[INFORMATION GIVEN — start]

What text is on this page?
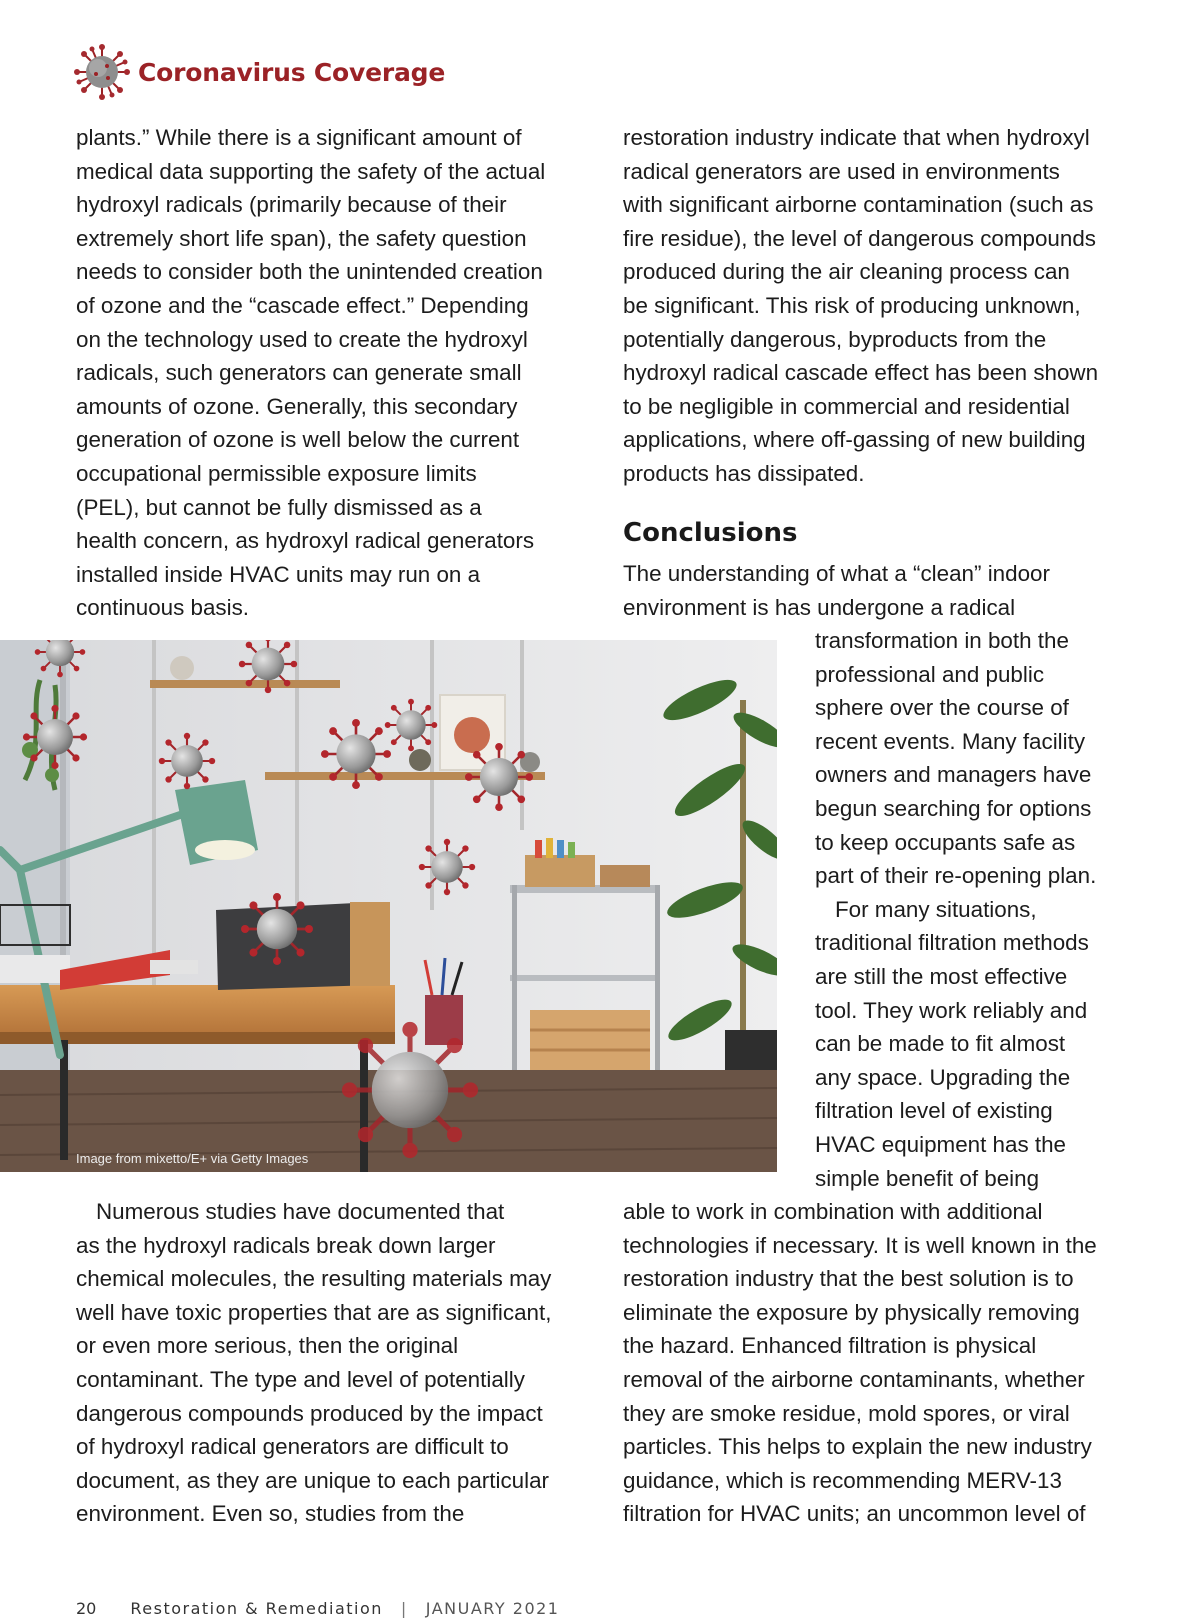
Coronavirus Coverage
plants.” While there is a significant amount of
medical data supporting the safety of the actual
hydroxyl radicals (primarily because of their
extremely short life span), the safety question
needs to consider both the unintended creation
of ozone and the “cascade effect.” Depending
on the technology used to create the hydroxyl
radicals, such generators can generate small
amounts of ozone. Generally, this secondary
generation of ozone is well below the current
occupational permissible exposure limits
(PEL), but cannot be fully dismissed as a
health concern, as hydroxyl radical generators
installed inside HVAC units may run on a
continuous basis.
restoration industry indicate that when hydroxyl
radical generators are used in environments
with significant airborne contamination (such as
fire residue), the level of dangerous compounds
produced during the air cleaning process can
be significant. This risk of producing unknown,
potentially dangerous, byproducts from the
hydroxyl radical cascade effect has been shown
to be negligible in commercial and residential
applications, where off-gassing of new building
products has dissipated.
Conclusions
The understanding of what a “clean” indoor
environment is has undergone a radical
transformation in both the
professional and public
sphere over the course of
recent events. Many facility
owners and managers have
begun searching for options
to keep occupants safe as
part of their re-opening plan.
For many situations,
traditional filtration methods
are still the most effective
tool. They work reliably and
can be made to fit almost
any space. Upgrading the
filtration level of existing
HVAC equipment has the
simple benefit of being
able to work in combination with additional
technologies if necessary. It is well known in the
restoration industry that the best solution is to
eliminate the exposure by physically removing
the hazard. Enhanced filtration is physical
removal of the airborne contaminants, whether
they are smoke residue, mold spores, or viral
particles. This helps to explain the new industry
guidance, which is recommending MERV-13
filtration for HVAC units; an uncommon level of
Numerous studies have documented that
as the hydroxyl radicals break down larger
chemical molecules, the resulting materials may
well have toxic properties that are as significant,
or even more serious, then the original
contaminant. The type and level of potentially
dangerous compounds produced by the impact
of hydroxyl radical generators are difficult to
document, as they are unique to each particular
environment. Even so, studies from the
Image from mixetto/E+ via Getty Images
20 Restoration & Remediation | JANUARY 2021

[INFORMATION GIVEN — finish]
[INFORMATION GIVEN — start]

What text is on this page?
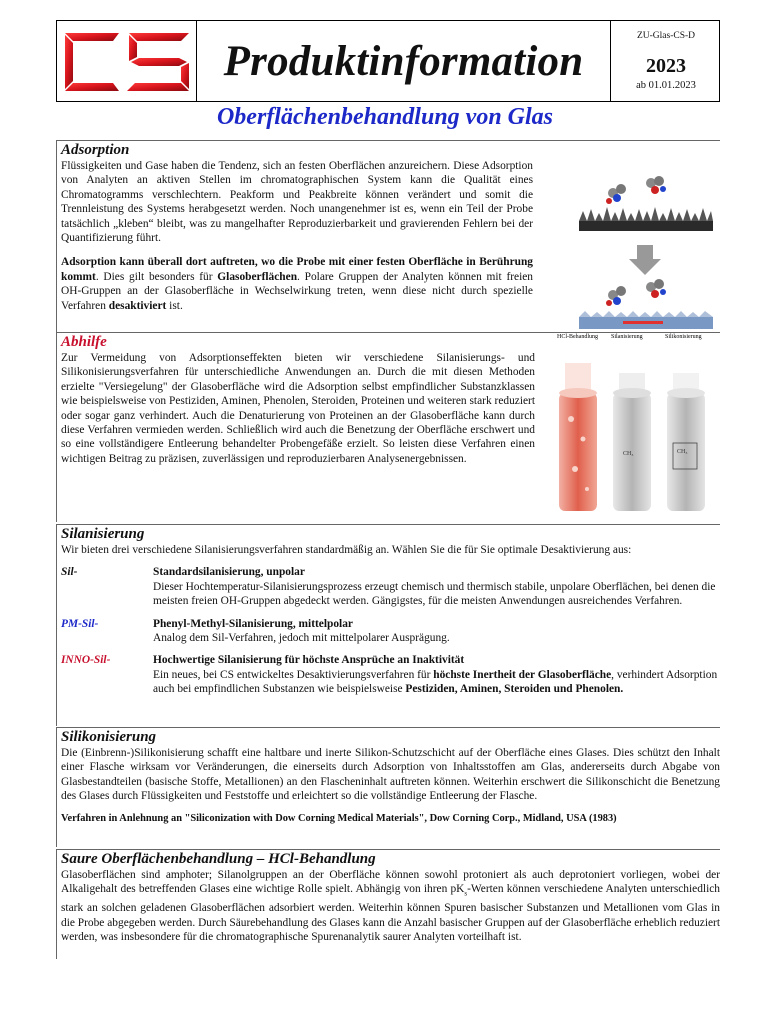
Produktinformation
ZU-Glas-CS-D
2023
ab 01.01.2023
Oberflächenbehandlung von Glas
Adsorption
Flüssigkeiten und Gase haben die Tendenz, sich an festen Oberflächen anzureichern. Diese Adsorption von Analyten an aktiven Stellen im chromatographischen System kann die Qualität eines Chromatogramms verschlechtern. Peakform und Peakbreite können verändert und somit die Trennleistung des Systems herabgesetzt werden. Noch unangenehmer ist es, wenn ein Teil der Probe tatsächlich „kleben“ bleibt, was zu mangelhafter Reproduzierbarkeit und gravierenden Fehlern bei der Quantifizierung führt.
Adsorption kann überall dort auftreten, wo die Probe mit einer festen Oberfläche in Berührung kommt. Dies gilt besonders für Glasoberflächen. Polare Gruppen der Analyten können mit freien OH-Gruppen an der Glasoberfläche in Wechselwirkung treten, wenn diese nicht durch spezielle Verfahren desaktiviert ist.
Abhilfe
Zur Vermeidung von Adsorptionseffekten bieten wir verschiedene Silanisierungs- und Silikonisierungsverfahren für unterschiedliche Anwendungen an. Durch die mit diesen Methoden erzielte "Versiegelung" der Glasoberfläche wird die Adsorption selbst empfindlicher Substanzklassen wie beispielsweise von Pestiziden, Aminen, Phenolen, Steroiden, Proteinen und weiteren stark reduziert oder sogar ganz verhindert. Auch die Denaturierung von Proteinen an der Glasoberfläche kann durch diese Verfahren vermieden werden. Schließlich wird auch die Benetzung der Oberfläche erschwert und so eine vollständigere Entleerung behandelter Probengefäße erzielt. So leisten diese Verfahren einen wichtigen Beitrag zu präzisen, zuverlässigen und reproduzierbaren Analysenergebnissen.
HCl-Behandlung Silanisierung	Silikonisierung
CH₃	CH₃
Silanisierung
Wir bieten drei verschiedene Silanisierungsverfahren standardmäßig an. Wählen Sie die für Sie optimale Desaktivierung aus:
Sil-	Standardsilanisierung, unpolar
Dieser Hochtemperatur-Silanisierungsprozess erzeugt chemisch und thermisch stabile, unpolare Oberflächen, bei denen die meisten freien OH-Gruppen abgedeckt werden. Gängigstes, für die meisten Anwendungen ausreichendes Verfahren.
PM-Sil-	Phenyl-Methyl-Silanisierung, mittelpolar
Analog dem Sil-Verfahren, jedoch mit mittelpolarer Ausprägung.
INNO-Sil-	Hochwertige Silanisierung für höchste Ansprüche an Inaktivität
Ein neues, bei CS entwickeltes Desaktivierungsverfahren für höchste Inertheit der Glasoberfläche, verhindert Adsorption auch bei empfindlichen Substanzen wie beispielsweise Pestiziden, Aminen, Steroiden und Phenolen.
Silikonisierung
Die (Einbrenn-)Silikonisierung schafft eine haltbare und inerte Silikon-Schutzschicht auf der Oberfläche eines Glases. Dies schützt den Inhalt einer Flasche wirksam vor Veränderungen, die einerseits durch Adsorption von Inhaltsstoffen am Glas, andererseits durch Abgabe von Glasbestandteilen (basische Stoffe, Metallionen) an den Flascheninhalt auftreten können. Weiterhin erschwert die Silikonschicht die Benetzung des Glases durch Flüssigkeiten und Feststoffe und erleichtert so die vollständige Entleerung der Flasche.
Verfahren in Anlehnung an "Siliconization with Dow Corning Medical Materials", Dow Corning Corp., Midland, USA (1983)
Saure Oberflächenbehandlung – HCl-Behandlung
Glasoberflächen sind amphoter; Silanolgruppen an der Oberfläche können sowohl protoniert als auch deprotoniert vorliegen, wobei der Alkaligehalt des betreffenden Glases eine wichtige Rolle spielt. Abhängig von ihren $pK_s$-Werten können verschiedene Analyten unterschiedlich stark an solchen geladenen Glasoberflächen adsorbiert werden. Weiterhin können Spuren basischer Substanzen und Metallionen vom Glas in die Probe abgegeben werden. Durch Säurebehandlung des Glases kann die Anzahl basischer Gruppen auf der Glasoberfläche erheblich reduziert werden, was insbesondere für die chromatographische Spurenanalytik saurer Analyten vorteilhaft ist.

[INFORMATION GIVEN — finish]

ABOUT THIS EXERCISE –
Across the data, how many lines contain the string "from"? Only the number is wanted.

EXPECTED OUTPUT –
3